▸ **Task goal**
Identify and copy all lines of the material where the string "private" is found.

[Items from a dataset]
● ● ● ●
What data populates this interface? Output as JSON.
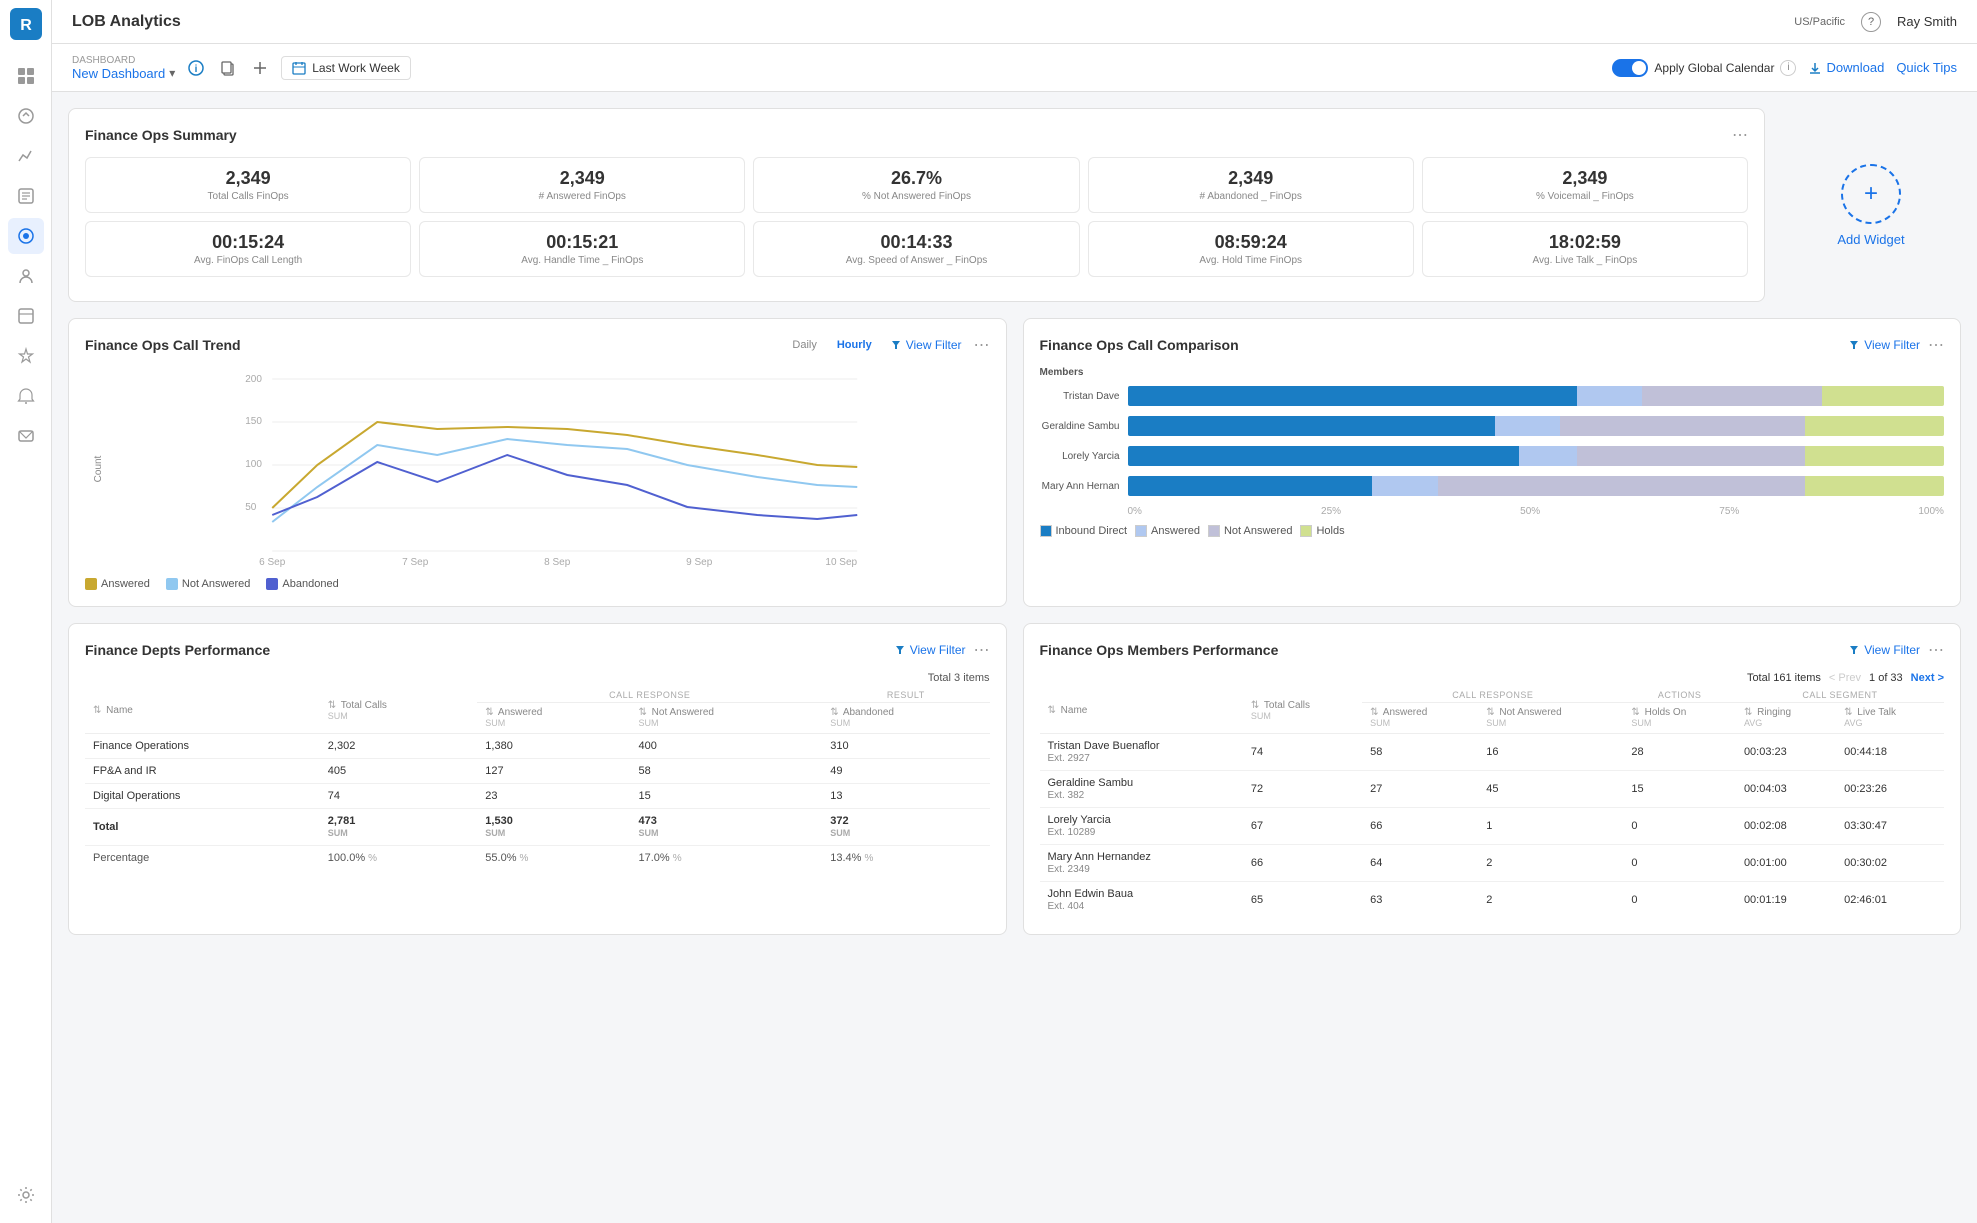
{
  "topbar": {
    "title": "LOB Analytics",
    "timezone": "US/Pacific",
    "user": "Ray Smith",
    "download_label": "Download",
    "quick_tips_label": "Quick Tips"
  },
  "toolbar": {
    "label": "DASHBOARD",
    "dashboard_name": "New Dashboard",
    "date_range": "Last Work Week",
    "apply_global_calendar": "Apply Global Calendar"
  },
  "summary": {
    "title": "Finance Ops Summary",
    "stats_row1": [
      {
        "value": "2,349",
        "label": "Total Calls FinOps"
      },
      {
        "value": "2,349",
        "label": "# Answered FinOps"
      },
      {
        "value": "26.7%",
        "label": "% Not Answered FinOps"
      },
      {
        "value": "2,349",
        "label": "# Abandoned _ FinOps"
      },
      {
        "value": "2,349",
        "label": "% Voicemail _ FinOps"
      }
    ],
    "stats_row2": [
      {
        "value": "00:15:24",
        "label": "Avg. FinOps Call Length"
      },
      {
        "value": "00:15:21",
        "label": "Avg. Handle Time _ FinOps"
      },
      {
        "value": "00:14:33",
        "label": "Avg. Speed of Answer _ FinOps"
      },
      {
        "value": "08:59:24",
        "label": "Avg. Hold Time FinOps"
      },
      {
        "value": "18:02:59",
        "label": "Avg. Live Talk _ FinOps"
      }
    ],
    "add_widget_label": "Add Widget"
  },
  "call_trend": {
    "title": "Finance Ops Call Trend",
    "view_filter": "View Filter",
    "toggle_daily": "Daily",
    "toggle_hourly": "Hourly",
    "y_label": "Count",
    "x_labels": [
      "6 Sep",
      "7 Sep",
      "8 Sep",
      "9 Sep",
      "10 Sep"
    ],
    "y_ticks": [
      "200",
      "150",
      "100",
      "50"
    ],
    "legend": [
      {
        "label": "Answered",
        "color": "#c8a830"
      },
      {
        "label": "Not Answered",
        "color": "#90c8f0"
      },
      {
        "label": "Abandoned",
        "color": "#5060d0"
      }
    ]
  },
  "call_comparison": {
    "title": "Finance Ops Call Comparison",
    "view_filter": "View Filter",
    "members": [
      "Tristan Dave",
      "Geraldine Sambu",
      "Lorely Yarcia",
      "Mary Ann Hernan"
    ],
    "legend": [
      {
        "label": "Inbound Direct",
        "color": "#1a7dc4"
      },
      {
        "label": "Answered",
        "color": "#b0c8f0"
      },
      {
        "label": "Not Answered",
        "color": "#c0c0d8"
      },
      {
        "label": "Holds",
        "color": "#d0e090"
      }
    ],
    "bars": [
      {
        "inbound": 55,
        "answered": 8,
        "not_answered": 22,
        "holds": 15
      },
      {
        "inbound": 45,
        "answered": 8,
        "not_answered": 30,
        "holds": 17
      },
      {
        "inbound": 48,
        "answered": 7,
        "not_answered": 28,
        "holds": 17
      },
      {
        "inbound": 30,
        "answered": 8,
        "not_answered": 45,
        "holds": 17
      }
    ],
    "x_axis": [
      "0%",
      "25%",
      "50%",
      "75%",
      "100%"
    ]
  },
  "depts_performance": {
    "title": "Finance Depts Performance",
    "view_filter": "View Filter",
    "total_items": "Total 3 items",
    "columns": {
      "name": "Name",
      "total_calls": "Total Calls",
      "answered": "Answered",
      "not_answered": "Not Answered",
      "abandoned": "Abandoned"
    },
    "sub_headers": {
      "call_response": "CALL RESPONSE",
      "result": "RESULT"
    },
    "rows": [
      {
        "name": "Finance Operations",
        "total_calls": "2,302",
        "answered": "1,380",
        "not_answered": "400",
        "abandoned": "310"
      },
      {
        "name": "FP&A and IR",
        "total_calls": "405",
        "answered": "127",
        "not_answered": "58",
        "abandoned": "49"
      },
      {
        "name": "Digital Operations",
        "total_calls": "74",
        "answered": "23",
        "not_answered": "15",
        "abandoned": "13"
      }
    ],
    "total_row": {
      "name": "Total",
      "total_calls": "2,781",
      "answered": "1,530",
      "not_answered": "473",
      "abandoned": "372",
      "label_sum": "SUM"
    },
    "pct_row": {
      "name": "Percentage",
      "total_calls": "100.0%",
      "answered": "55.0%",
      "not_answered": "17.0%",
      "abandoned": "13.4%"
    }
  },
  "members_performance": {
    "title": "Finance Ops Members Performance",
    "view_filter": "View Filter",
    "total_items": "Total 161 items",
    "pagination": {
      "prev": "< Prev",
      "current": "1 of 33",
      "next": "Next >"
    },
    "columns": {
      "name": "Name",
      "total_calls": "Total Calls",
      "answered": "Answered",
      "not_answered": "Not Answered",
      "holds_on": "Holds On",
      "ringing": "Ringing",
      "live_talk": "Live Talk"
    },
    "sub_headers": {
      "call_response": "CALL RESPONSE",
      "actions": "ACTIONS",
      "call_segment": "CALL SEGMENT"
    },
    "rows": [
      {
        "name": "Tristan Dave Buenaflor",
        "ext": "Ext. 2927",
        "total_calls": "74",
        "answered": "58",
        "not_answered": "16",
        "holds_on": "28",
        "ringing": "00:03:23",
        "live_talk": "00:44:18"
      },
      {
        "name": "Geraldine Sambu",
        "ext": "Ext. 382",
        "total_calls": "72",
        "answered": "27",
        "not_answered": "45",
        "holds_on": "15",
        "ringing": "00:04:03",
        "live_talk": "00:23:26"
      },
      {
        "name": "Lorely Yarcia",
        "ext": "Ext. 10289",
        "total_calls": "67",
        "answered": "66",
        "not_answered": "1",
        "holds_on": "0",
        "ringing": "00:02:08",
        "live_talk": "03:30:47"
      },
      {
        "name": "Mary Ann Hernandez",
        "ext": "Ext. 2349",
        "total_calls": "66",
        "answered": "64",
        "not_answered": "2",
        "holds_on": "0",
        "ringing": "00:01:00",
        "live_talk": "00:30:02"
      },
      {
        "name": "John Edwin Baua",
        "ext": "Ext. 404",
        "total_calls": "65",
        "answered": "63",
        "not_answered": "2",
        "holds_on": "0",
        "ringing": "00:01:19",
        "live_talk": "02:46:01"
      }
    ]
  }
}
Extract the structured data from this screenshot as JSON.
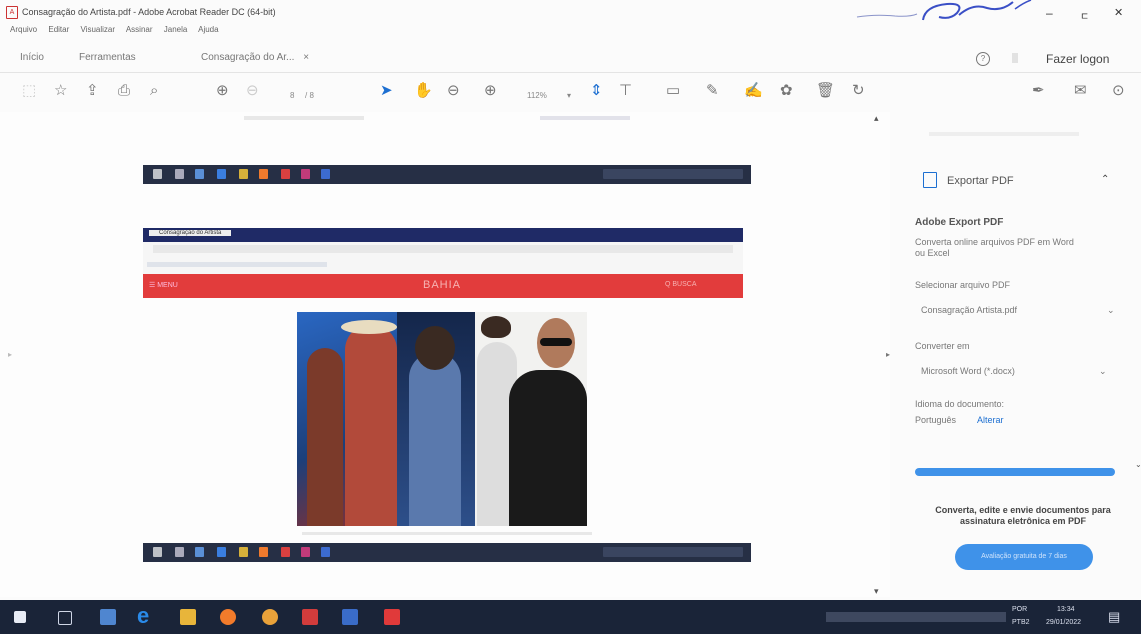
{
  "window": {
    "title": "Consagração do Artista.pdf - Adobe Acrobat Reader DC (64-bit)",
    "minimize": "–",
    "restore": "ㄷ",
    "close": "✕"
  },
  "menu": [
    "Arquivo",
    "Editar",
    "Visualizar",
    "Assinar",
    "Janela",
    "Ajuda"
  ],
  "tabs": {
    "home": "Início",
    "tools": "Ferramentas",
    "document": "Consagração do Ar...",
    "close_glyph": "×"
  },
  "header": {
    "help_glyph": "?",
    "login": "Fazer logon"
  },
  "toolbar": {
    "page_current": "8",
    "page_total": "/ 8",
    "zoom": "112%"
  },
  "document": {
    "browser_tab": "Consagração do Artista",
    "site_name": "BAHIA",
    "menu_label": "☰ MENU",
    "search_label": "Q BUSCA"
  },
  "right_panel": {
    "export_title": "Exportar PDF",
    "adobe_export_title": "Adobe Export PDF",
    "adobe_export_desc": "Converta online arquivos PDF em Word ou Excel",
    "select_file_label": "Selecionar arquivo PDF",
    "selected_file": "Consagração Artista.pdf",
    "convert_to_label": "Converter em",
    "convert_to_value": "Microsoft Word (*.docx)",
    "language_label": "Idioma do documento:",
    "language_value": "Português",
    "language_change": "Alterar",
    "promo_text": "Converta, edite e envie documentos para assinatura eletrônica em PDF",
    "trial_button": "Avaliação gratuita de 7 dias"
  },
  "taskbar": {
    "lang": "POR",
    "lang2": "PTB2",
    "time": "13:34",
    "date": "29/01/2022"
  },
  "colors": {
    "accent_blue": "#1d6fd1",
    "taskbar_bg": "#1a2438",
    "site_banner": "#e23c3c",
    "trial_button": "#3f92e9"
  }
}
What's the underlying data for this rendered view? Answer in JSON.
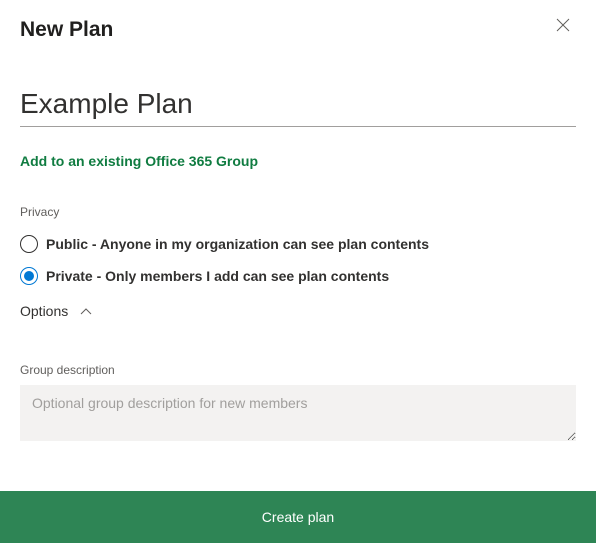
{
  "header": {
    "title": "New Plan"
  },
  "plan_name": {
    "value": "Example Plan"
  },
  "link": {
    "add_group": "Add to an existing Office 365 Group"
  },
  "privacy": {
    "label": "Privacy",
    "options": {
      "public": "Public - Anyone in my organization can see plan contents",
      "private": "Private - Only members I add can see plan contents"
    },
    "selected": "private"
  },
  "options_toggle": {
    "label": "Options"
  },
  "group_description": {
    "label": "Group description",
    "placeholder": "Optional group description for new members",
    "value": ""
  },
  "create_button": {
    "label": "Create plan"
  }
}
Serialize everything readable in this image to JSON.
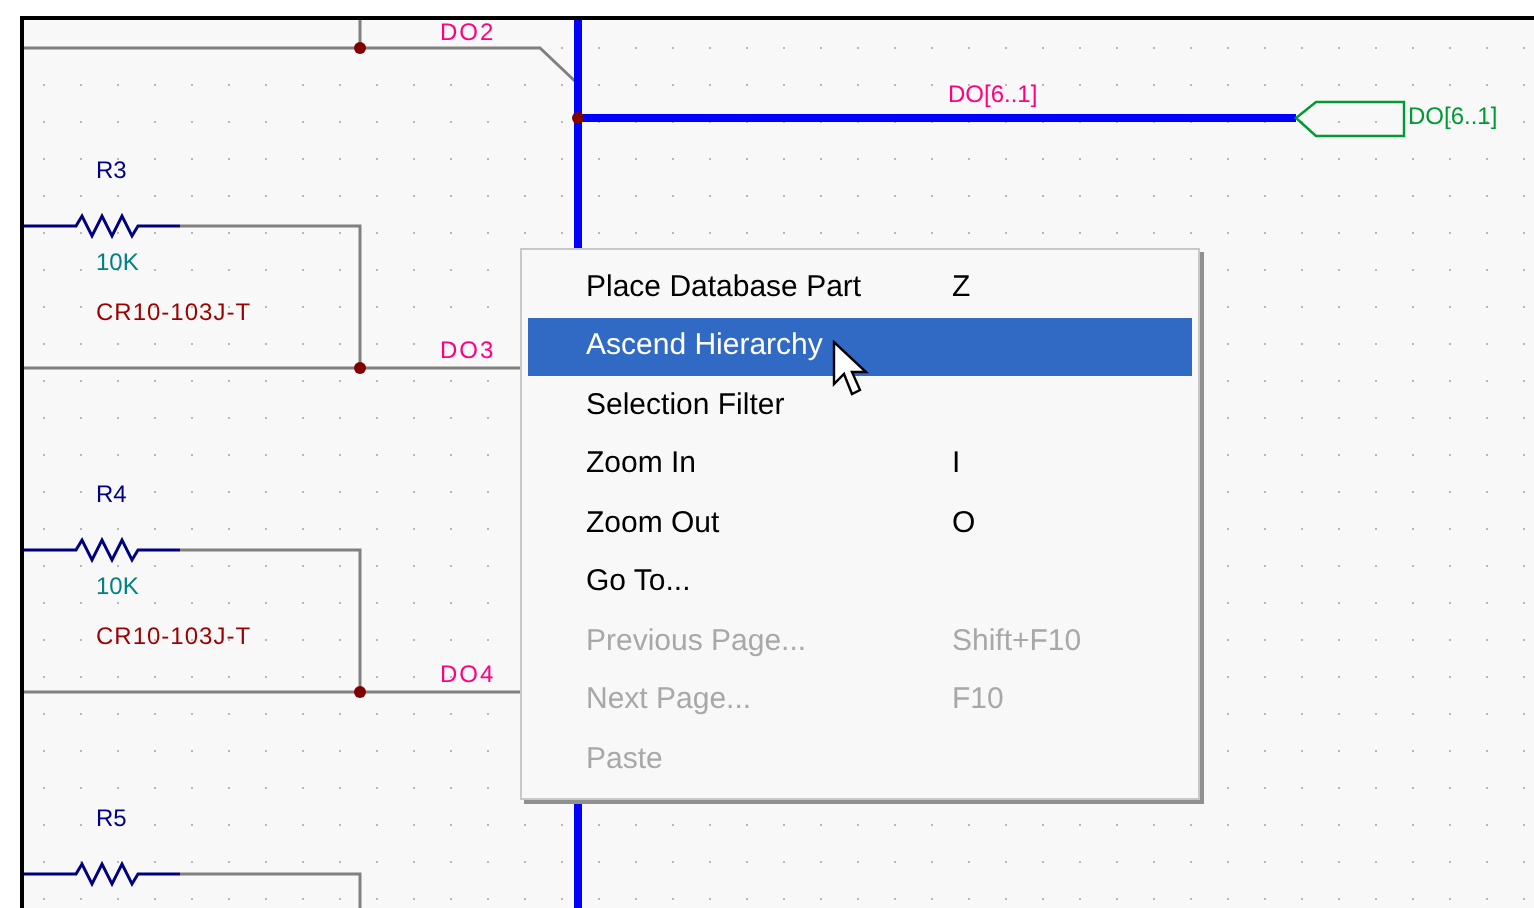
{
  "schematic": {
    "nets": [
      "DO2",
      "DO3",
      "DO4"
    ],
    "components": [
      {
        "ref": "R3",
        "value": "10K",
        "part": "CR10-103J-T"
      },
      {
        "ref": "R4",
        "value": "10K",
        "part": "CR10-103J-T"
      },
      {
        "ref": "R5"
      }
    ],
    "bus_label": "DO[6..1]",
    "port_label": "DO[6..1]"
  },
  "context_menu": [
    {
      "label": "Place Database Part",
      "shortcut": "Z",
      "selected": false,
      "disabled": false
    },
    {
      "label": "Ascend Hierarchy",
      "selected": true,
      "disabled": false
    },
    {
      "label": "Selection Filter",
      "selected": false,
      "disabled": false
    },
    {
      "label": "Zoom In",
      "shortcut": "I",
      "selected": false,
      "disabled": false
    },
    {
      "label": "Zoom Out",
      "shortcut": "O",
      "selected": false,
      "disabled": false
    },
    {
      "label": "Go To...",
      "selected": false,
      "disabled": false
    },
    {
      "label": "Previous Page...",
      "shortcut": "Shift+F10",
      "selected": false,
      "disabled": true
    },
    {
      "label": "Next Page...",
      "shortcut": "F10",
      "selected": false,
      "disabled": true
    },
    {
      "label": "Paste",
      "selected": false,
      "disabled": true
    }
  ]
}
● ● ● ●
▸ **Answer for this exercise**
      "private": "Private - Only members I add can see plan contents"
    "selected": "private"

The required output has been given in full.